▶ **Tasks for this exercise**
(1) In the text on Tako secrets handling, which file descriptor does tako-server open as a pipe to pass decrypted secrets to the app?
(2) Extend the text on Tako secrets handling by writing what comes after its final code line.

▶ **Exercise text**
Team sharing without a vault
No external service required. When a new team member joins:
- They pull the repo (which includes
.tako/secrets.json) - They run
tako secrets key derive --env production - They enter the team passphrase
- Argon2id derives the same key from the same passphrase + salt
- The key is cached locally at
$TAKO_HOME/keys/with0600permissions
One passphrase, shared once. After that, every team member can encrypt and decrypt independently. For CI, set TAKO_PASSPHRASE as an environment variable or use tako secrets key export to copy the raw key.
fd 3 injection — secrets never hit disk on the server
This is the part that matters most. When tako-server spawns your app, it doesn’t set environment variables. Instead, it opens file descriptor 3 as a pipe and writes the decrypted secrets as JSON before your code starts.
Your app reads fd 3 once at startup, parses the JSON, and the pipe is closed. The secrets exist only in process memory — never written to disk on the server, never in environment variables, never visible in /proc/<pid>/environ or ps auxe.
The Tako SDK handles this automatically. In JavaScript, tako typegen emits a project-local tako.gen.ts that exports a typed secrets bag. Your app imports what it needs:
// tako.gen.ts is populated from fd 3 before your code runs
import { secrets } from "../tako.gen";
const db = secrets.DATABASE_URL;
console.log(secrets); // "[REDACTED]"

▶ **Excerpted data**

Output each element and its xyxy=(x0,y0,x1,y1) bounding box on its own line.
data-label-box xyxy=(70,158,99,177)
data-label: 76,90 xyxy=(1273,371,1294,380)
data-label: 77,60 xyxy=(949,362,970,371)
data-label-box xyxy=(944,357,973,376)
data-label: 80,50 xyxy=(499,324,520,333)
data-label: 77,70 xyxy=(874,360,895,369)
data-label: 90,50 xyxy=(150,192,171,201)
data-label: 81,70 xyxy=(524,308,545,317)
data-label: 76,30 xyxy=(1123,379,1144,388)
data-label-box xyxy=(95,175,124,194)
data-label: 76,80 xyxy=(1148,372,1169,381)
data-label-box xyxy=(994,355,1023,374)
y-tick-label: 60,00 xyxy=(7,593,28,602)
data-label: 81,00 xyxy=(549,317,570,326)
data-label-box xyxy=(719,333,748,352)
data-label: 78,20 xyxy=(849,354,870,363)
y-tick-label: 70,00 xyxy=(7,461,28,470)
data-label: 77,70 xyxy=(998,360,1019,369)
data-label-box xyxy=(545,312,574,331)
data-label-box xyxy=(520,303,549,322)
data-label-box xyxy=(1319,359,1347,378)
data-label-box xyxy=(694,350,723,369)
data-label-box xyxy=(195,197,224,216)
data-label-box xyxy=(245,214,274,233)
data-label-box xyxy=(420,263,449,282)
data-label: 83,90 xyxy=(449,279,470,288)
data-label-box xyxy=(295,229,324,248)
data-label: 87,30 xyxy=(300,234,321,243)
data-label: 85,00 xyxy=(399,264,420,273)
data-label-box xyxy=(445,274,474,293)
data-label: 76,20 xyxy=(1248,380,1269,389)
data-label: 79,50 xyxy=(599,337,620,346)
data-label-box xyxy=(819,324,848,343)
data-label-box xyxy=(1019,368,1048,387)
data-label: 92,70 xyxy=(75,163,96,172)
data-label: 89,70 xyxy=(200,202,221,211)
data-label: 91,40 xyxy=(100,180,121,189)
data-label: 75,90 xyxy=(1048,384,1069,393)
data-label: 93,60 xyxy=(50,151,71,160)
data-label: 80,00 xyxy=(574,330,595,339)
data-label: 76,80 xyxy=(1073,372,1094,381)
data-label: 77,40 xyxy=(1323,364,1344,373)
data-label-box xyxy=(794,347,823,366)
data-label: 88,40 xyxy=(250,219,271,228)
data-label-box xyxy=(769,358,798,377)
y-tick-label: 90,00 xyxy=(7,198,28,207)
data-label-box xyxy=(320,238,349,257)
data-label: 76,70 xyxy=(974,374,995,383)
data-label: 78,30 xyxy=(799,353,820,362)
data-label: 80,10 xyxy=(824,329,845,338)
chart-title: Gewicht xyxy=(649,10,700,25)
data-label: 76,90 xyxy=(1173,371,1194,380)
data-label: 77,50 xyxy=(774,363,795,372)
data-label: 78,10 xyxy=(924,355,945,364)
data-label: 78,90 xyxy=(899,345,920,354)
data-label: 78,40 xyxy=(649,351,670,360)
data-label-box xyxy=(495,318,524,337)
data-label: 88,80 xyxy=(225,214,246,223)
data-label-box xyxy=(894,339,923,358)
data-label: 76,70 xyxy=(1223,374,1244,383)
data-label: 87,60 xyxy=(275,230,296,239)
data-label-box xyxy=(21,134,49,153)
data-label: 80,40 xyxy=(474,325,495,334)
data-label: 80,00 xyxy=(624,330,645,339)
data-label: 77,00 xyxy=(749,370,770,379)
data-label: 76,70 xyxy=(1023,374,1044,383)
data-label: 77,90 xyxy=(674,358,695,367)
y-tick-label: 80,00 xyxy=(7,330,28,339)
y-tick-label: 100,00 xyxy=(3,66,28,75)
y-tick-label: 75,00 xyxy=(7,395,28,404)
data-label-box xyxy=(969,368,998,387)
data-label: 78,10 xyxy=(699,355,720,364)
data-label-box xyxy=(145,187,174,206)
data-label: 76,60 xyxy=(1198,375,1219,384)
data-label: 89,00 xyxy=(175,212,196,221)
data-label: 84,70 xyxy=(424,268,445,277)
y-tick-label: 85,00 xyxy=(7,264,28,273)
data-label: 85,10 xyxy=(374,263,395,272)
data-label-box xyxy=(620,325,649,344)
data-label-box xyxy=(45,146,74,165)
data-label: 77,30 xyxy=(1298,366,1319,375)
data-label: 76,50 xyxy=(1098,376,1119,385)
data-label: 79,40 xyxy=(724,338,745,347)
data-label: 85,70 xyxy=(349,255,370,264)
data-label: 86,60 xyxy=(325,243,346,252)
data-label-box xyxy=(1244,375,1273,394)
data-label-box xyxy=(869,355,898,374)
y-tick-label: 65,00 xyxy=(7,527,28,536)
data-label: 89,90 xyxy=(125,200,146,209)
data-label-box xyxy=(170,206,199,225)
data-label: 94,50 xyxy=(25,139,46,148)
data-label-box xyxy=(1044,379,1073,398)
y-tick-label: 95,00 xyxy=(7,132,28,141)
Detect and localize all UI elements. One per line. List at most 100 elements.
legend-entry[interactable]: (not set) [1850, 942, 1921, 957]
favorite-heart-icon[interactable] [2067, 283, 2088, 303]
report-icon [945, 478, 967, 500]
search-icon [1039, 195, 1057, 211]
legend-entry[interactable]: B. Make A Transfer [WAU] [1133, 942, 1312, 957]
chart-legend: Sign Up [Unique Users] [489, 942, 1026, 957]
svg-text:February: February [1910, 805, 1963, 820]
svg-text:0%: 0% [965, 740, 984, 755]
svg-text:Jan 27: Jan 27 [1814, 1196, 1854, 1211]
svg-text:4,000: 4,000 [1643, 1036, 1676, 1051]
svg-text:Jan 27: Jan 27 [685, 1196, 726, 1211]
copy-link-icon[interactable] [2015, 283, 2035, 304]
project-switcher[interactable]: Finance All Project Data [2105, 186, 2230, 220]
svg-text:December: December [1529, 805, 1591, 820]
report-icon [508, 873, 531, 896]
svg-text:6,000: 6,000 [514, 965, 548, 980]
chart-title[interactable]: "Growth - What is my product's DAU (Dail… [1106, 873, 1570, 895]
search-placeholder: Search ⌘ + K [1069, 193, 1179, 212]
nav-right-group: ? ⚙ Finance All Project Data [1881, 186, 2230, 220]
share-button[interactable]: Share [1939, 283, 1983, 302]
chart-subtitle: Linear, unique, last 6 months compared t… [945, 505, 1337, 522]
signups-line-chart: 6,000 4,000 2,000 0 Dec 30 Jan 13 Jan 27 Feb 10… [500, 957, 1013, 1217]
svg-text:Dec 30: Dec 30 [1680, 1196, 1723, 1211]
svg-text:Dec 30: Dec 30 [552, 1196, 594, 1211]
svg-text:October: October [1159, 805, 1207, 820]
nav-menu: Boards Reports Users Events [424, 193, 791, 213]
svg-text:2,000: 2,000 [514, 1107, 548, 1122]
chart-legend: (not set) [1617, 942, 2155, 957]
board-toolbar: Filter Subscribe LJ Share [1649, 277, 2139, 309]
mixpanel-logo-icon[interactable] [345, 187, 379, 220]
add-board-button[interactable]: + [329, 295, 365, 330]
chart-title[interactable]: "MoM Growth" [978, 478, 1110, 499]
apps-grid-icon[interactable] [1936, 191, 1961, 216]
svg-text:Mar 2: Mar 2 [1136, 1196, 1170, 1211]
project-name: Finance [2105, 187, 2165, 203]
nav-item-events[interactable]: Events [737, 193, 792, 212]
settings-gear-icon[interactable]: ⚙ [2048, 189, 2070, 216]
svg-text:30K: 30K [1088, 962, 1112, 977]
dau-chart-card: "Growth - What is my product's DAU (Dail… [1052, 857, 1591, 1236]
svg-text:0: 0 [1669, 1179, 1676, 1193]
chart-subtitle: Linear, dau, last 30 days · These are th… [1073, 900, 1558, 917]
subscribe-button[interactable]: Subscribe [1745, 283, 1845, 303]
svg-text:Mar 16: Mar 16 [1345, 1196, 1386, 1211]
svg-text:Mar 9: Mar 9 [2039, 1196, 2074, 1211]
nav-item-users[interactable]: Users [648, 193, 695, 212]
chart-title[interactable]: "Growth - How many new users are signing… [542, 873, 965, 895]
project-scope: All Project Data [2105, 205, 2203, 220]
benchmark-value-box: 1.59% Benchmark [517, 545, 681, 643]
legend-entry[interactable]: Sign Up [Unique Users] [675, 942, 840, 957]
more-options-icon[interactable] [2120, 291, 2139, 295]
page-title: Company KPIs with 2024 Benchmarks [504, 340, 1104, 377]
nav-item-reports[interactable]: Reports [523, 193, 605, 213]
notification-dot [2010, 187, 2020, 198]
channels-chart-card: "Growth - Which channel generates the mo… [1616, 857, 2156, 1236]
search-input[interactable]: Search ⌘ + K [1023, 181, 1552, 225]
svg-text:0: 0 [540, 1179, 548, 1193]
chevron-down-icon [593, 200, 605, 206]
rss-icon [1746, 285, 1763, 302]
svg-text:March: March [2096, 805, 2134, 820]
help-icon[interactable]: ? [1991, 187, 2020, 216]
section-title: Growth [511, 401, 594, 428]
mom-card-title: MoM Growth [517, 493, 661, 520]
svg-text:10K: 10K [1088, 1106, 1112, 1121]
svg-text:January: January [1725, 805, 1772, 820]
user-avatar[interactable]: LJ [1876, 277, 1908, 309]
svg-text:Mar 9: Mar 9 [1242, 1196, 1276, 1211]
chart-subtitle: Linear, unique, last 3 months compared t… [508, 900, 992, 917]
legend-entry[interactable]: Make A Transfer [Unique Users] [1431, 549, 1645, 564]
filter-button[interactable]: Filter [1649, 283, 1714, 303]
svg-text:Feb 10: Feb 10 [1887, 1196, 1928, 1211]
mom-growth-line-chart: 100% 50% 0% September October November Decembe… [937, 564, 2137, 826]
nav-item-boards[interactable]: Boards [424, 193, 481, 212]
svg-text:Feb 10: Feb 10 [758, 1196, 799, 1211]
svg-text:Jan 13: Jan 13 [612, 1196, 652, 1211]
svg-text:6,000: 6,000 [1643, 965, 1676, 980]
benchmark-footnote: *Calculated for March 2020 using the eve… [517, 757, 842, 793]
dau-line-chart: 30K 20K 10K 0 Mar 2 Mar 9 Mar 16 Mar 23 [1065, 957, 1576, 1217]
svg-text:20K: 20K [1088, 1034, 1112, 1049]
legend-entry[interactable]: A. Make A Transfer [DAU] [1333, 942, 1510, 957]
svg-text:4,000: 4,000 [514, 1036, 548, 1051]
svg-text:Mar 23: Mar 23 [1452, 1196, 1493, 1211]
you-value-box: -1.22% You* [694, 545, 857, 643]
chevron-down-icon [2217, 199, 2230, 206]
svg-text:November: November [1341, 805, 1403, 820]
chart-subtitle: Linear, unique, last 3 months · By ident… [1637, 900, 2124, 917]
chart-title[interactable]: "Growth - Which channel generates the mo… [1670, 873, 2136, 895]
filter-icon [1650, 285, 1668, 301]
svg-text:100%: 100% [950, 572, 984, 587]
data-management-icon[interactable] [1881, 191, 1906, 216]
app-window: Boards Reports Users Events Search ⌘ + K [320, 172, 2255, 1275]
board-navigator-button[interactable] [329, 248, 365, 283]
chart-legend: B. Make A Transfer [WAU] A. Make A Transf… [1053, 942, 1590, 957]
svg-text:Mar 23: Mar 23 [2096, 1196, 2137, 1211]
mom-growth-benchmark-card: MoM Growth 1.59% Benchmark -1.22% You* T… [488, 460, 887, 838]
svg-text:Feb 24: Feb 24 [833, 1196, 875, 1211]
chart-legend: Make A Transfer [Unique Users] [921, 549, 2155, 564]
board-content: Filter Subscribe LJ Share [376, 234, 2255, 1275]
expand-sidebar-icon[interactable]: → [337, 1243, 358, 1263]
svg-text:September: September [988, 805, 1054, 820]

▶ **Responses by item number**
(1) File descriptor 3.

(2)
JSON.stringify(secrets); // "[REDACTED]"
The SDK wraps secrets in a Proxy that redacts on toString() and toJSON() — so accidental logging never leaks values. In Go, it’s the same idea with thread-safe accessors.
Typed secrets with tako typegen
Run tako typegen and Tako reads your encrypted secrets file to generate type definitions — without decrypting the values (remember, names are plaintext).
TypeScript gets a tako.gen.ts that exports a typed Secrets interface and a secrets instance:
export interface Secrets {
readonly DATABASE_URL: string;
readonly STRIPE_KEY: string;
toString(): "[REDACTED]";
toJSON(): "[REDACTED]";
}
Go gets a tako_secrets.go with PascalCase accessors:
var Secrets = struct {
DatabaseUrl func() string
StripeKey func() string
}{...}
Autocomplete in your editor. Compile-time errors for typos. No more process.env.DATBASE_URL bugs discovered in production.
What about rotation?
Change a secret locally, then sync it to your servers:
tako secrets set STRIPE_KEY --env production
tako secrets sync --env production
tako secrets sync decrypts locally, pushes to the server over SSH, and triggers a rolling restart. New instances get the updated values via fd 3. The old instances keep running with old values until they’re drained — zero downtime, same as a regular deploy.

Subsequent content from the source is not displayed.